━━ The input ━━

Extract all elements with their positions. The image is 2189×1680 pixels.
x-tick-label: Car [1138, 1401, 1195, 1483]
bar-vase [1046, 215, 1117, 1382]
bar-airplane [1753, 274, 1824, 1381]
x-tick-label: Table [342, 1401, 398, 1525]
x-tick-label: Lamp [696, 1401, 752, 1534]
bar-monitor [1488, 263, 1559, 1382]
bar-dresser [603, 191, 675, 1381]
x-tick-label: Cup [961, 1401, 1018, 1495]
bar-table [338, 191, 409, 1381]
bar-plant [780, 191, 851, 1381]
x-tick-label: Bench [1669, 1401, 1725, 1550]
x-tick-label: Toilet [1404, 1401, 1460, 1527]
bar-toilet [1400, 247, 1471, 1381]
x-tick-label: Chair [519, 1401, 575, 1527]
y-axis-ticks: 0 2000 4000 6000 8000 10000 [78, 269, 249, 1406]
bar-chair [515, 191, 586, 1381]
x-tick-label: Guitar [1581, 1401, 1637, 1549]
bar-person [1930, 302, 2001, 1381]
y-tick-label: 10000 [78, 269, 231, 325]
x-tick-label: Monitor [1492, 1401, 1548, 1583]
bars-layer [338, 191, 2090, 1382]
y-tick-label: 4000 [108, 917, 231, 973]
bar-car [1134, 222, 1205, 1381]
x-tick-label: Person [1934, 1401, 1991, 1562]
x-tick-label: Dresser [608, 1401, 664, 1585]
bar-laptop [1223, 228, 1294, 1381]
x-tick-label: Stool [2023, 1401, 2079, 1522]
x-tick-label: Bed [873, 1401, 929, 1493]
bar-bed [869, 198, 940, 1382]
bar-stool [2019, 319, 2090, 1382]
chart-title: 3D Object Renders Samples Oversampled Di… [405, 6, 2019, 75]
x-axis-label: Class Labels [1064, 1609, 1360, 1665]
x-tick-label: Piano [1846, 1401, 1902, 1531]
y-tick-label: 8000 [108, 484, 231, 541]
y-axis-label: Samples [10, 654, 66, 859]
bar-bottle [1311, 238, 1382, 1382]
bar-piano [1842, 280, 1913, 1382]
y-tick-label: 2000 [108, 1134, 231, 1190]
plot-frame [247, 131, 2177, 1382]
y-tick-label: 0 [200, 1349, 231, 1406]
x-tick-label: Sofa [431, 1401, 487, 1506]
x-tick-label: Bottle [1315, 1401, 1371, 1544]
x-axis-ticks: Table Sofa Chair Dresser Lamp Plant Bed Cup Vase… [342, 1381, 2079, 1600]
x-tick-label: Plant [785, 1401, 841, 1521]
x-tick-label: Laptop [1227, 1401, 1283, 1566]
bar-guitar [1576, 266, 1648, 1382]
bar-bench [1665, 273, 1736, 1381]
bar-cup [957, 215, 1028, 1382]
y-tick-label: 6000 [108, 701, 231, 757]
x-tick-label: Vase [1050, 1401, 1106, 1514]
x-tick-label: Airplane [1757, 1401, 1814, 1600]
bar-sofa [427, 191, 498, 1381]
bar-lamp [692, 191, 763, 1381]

━━━

### Problem statement
Reproduce the data with every instance of "x-tick-label" changed to "category-label", keeping all other text unaltered.

### Task output
Extract all elements with their positions. The image is 2189×1680 pixels.
category-label: Car [1138, 1401, 1195, 1483]
bar-vase [1046, 215, 1117, 1382]
bar-airplane [1753, 274, 1824, 1381]
category-label: Table [342, 1401, 398, 1525]
category-label: Lamp [696, 1401, 752, 1534]
bar-monitor [1488, 263, 1559, 1382]
bar-dresser [603, 191, 675, 1381]
category-label: Cup [961, 1401, 1018, 1495]
bar-table [338, 191, 409, 1381]
bar-plant [780, 191, 851, 1381]
category-label: Bench [1669, 1401, 1725, 1550]
category-label: Toilet [1404, 1401, 1460, 1527]
bar-toilet [1400, 247, 1471, 1381]
category-label: Chair [519, 1401, 575, 1527]
y-axis-ticks: 0 2000 4000 6000 8000 10000 [78, 269, 249, 1406]
bar-chair [515, 191, 586, 1381]
category-label: Guitar [1581, 1401, 1637, 1549]
bar-person [1930, 302, 2001, 1381]
y-tick-label: 10000 [78, 269, 231, 325]
category-label: Monitor [1492, 1401, 1548, 1583]
bars-layer [338, 191, 2090, 1382]
y-tick-label: 4000 [108, 917, 231, 973]
bar-car [1134, 222, 1205, 1381]
category-label: Person [1934, 1401, 1991, 1562]
category-label: Dresser [608, 1401, 664, 1585]
bar-laptop [1223, 228, 1294, 1381]
category-label: Stool [2023, 1401, 2079, 1522]
category-label: Bed [873, 1401, 929, 1493]
bar-bed [869, 198, 940, 1382]
bar-stool [2019, 319, 2090, 1382]
chart-title: 3D Object Renders Samples Oversampled Di… [405, 6, 2019, 75]
x-axis-label: Class Labels [1064, 1609, 1360, 1665]
category-label: Piano [1846, 1401, 1902, 1531]
y-tick-label: 8000 [108, 484, 231, 541]
y-axis-label: Samples [10, 654, 66, 859]
bar-bottle [1311, 238, 1382, 1382]
bar-piano [1842, 280, 1913, 1382]
y-tick-label: 2000 [108, 1134, 231, 1190]
plot-frame [247, 131, 2177, 1382]
y-tick-label: 0 [200, 1349, 231, 1406]
category-label: Sofa [431, 1401, 487, 1506]
category-label: Bottle [1315, 1401, 1371, 1544]
x-axis-ticks: Table Sofa Chair Dresser Lamp Plant Bed Cup Vase… [342, 1381, 2079, 1600]
category-label: Plant [785, 1401, 841, 1521]
category-label: Laptop [1227, 1401, 1283, 1566]
bar-guitar [1576, 266, 1648, 1382]
bar-bench [1665, 273, 1736, 1381]
bar-cup [957, 215, 1028, 1382]
y-tick-label: 6000 [108, 701, 231, 757]
category-label: Vase [1050, 1401, 1106, 1514]
category-label: Airplane [1757, 1401, 1814, 1600]
bar-sofa [427, 191, 498, 1381]
bar-lamp [692, 191, 763, 1381]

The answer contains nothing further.